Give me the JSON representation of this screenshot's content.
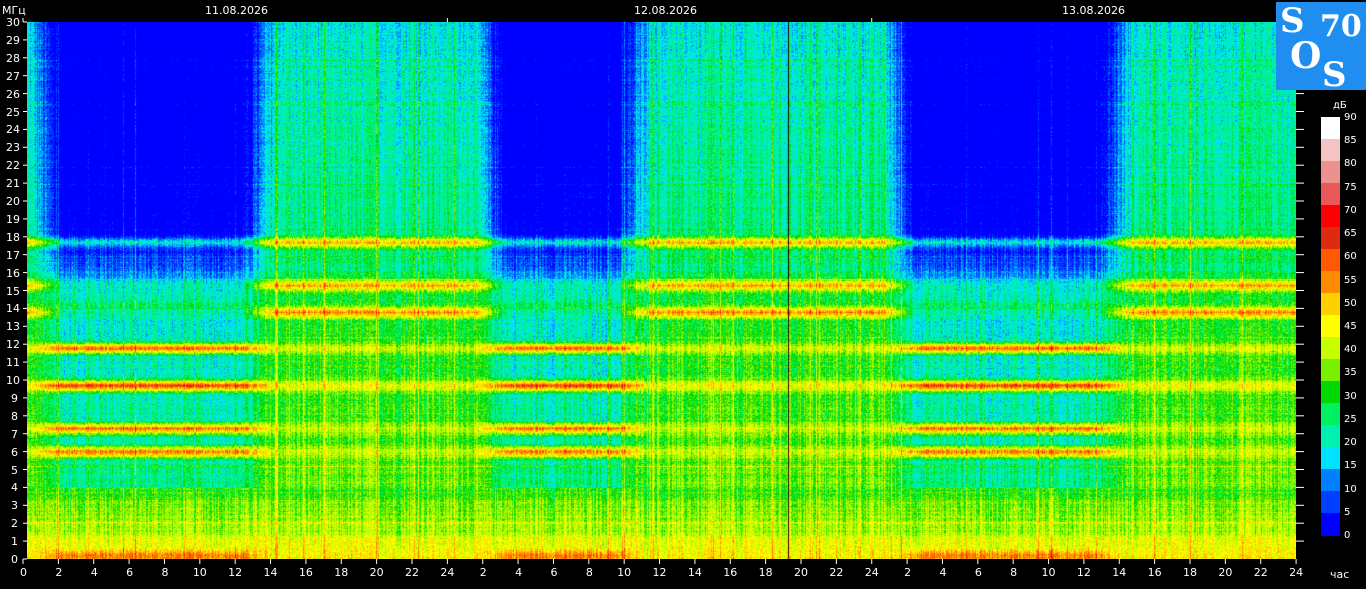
{
  "y_axis": {
    "unit": "МГц",
    "ticks": [
      "0",
      "1",
      "2",
      "3",
      "4",
      "5",
      "6",
      "7",
      "8",
      "9",
      "10",
      "11",
      "12",
      "13",
      "14",
      "15",
      "16",
      "17",
      "18",
      "19",
      "20",
      "21",
      "22",
      "23",
      "24",
      "25",
      "26",
      "27",
      "28",
      "29",
      "30"
    ]
  },
  "x_axis": {
    "unit": "час",
    "ticks": [
      "0",
      "2",
      "4",
      "6",
      "8",
      "10",
      "12",
      "14",
      "16",
      "18",
      "20",
      "22",
      "24",
      "2",
      "4",
      "6",
      "8",
      "10",
      "12",
      "14",
      "16",
      "18",
      "20",
      "22",
      "24",
      "2",
      "4",
      "6",
      "8",
      "10",
      "12",
      "14",
      "16",
      "18",
      "20",
      "22",
      "24"
    ]
  },
  "dates": [
    "11.08.2026",
    "12.08.2026",
    "13.08.2026"
  ],
  "colorbar": {
    "unit": "дБ",
    "ticks": [
      "90",
      "85",
      "80",
      "75",
      "70",
      "65",
      "60",
      "55",
      "50",
      "45",
      "40",
      "35",
      "30",
      "25",
      "20",
      "15",
      "10",
      "5",
      "0"
    ],
    "colors": [
      "#ffffff",
      "#f4c4c4",
      "#ec9090",
      "#e85858",
      "#ff0000",
      "#e02a10",
      "#ff5a00",
      "#ff8c00",
      "#ffd000",
      "#ffff00",
      "#c8ff00",
      "#78f000",
      "#00d800",
      "#00f060",
      "#00f0b0",
      "#00e0ff",
      "#0080ff",
      "#0040ff",
      "#0000ff"
    ]
  },
  "logo": {
    "s1": "S",
    "o": "O",
    "s2": "S",
    "num": "70"
  },
  "chart_data": {
    "type": "heatmap",
    "title": "",
    "xlabel": "час",
    "ylabel": "МГц",
    "zlabel": "дБ",
    "x_range_hours": [
      0,
      72
    ],
    "y_range_mhz": [
      0,
      30
    ],
    "z_range_db": [
      0,
      90
    ],
    "dates": [
      "11.08.2026",
      "12.08.2026",
      "13.08.2026"
    ],
    "persistent_bands_mhz": [
      {
        "freq": 0.2,
        "level_db": 60
      },
      {
        "freq": 1.0,
        "level_db": 45
      },
      {
        "freq": 6.0,
        "level_db": 62
      },
      {
        "freq": 7.3,
        "level_db": 62
      },
      {
        "freq": 9.7,
        "level_db": 68
      },
      {
        "freq": 11.8,
        "level_db": 63
      },
      {
        "freq": 13.8,
        "level_db": 58
      },
      {
        "freq": 15.3,
        "level_db": 56
      },
      {
        "freq": 17.7,
        "level_db": 55
      }
    ],
    "night_quiet_above_mhz": 16,
    "night_hours_local": [
      [
        2,
        12
      ],
      [
        27,
        33
      ],
      [
        50,
        60
      ]
    ],
    "data_gap_hour": 42.7
  }
}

____________

• [What you will do]
Output the material word for word, omitting its pictures.

• [Exercise output]
Give me the JSON representation of this screenshot's content.
{
  "y_axis": {
    "unit": "МГц",
    "ticks": [
      "0",
      "1",
      "2",
      "3",
      "4",
      "5",
      "6",
      "7",
      "8",
      "9",
      "10",
      "11",
      "12",
      "13",
      "14",
      "15",
      "16",
      "17",
      "18",
      "19",
      "20",
      "21",
      "22",
      "23",
      "24",
      "25",
      "26",
      "27",
      "28",
      "29",
      "30"
    ]
  },
  "x_axis": {
    "unit": "час",
    "ticks": [
      "0",
      "2",
      "4",
      "6",
      "8",
      "10",
      "12",
      "14",
      "16",
      "18",
      "20",
      "22",
      "24",
      "2",
      "4",
      "6",
      "8",
      "10",
      "12",
      "14",
      "16",
      "18",
      "20",
      "22",
      "24",
      "2",
      "4",
      "6",
      "8",
      "10",
      "12",
      "14",
      "16",
      "18",
      "20",
      "22",
      "24"
    ]
  },
  "dates": [
    "11.08.2026",
    "12.08.2026",
    "13.08.2026"
  ],
  "colorbar": {
    "unit": "дБ",
    "ticks": [
      "90",
      "85",
      "80",
      "75",
      "70",
      "65",
      "60",
      "55",
      "50",
      "45",
      "40",
      "35",
      "30",
      "25",
      "20",
      "15",
      "10",
      "5",
      "0"
    ],
    "colors": [
      "#ffffff",
      "#f4c4c4",
      "#ec9090",
      "#e85858",
      "#ff0000",
      "#e02a10",
      "#ff5a00",
      "#ff8c00",
      "#ffd000",
      "#ffff00",
      "#c8ff00",
      "#78f000",
      "#00d800",
      "#00f060",
      "#00f0b0",
      "#00e0ff",
      "#0080ff",
      "#0040ff",
      "#0000ff"
    ]
  },
  "logo": {
    "s1": "S",
    "o": "O",
    "s2": "S",
    "num": "70"
  },
  "chart_data": {
    "type": "heatmap",
    "title": "",
    "xlabel": "час",
    "ylabel": "МГц",
    "zlabel": "дБ",
    "x_range_hours": [
      0,
      72
    ],
    "y_range_mhz": [
      0,
      30
    ],
    "z_range_db": [
      0,
      90
    ],
    "dates": [
      "11.08.2026",
      "12.08.2026",
      "13.08.2026"
    ],
    "persistent_bands_mhz": [
      {
        "freq": 0.2,
        "level_db": 60
      },
      {
        "freq": 1.0,
        "level_db": 45
      },
      {
        "freq": 6.0,
        "level_db": 62
      },
      {
        "freq": 7.3,
        "level_db": 62
      },
      {
        "freq": 9.7,
        "level_db": 68
      },
      {
        "freq": 11.8,
        "level_db": 63
      },
      {
        "freq": 13.8,
        "level_db": 58
      },
      {
        "freq": 15.3,
        "level_db": 56
      },
      {
        "freq": 17.7,
        "level_db": 55
      }
    ],
    "night_quiet_above_mhz": 16,
    "night_hours_local": [
      [
        2,
        12
      ],
      [
        27,
        33
      ],
      [
        50,
        60
      ]
    ],
    "data_gap_hour": 42.7
  }
}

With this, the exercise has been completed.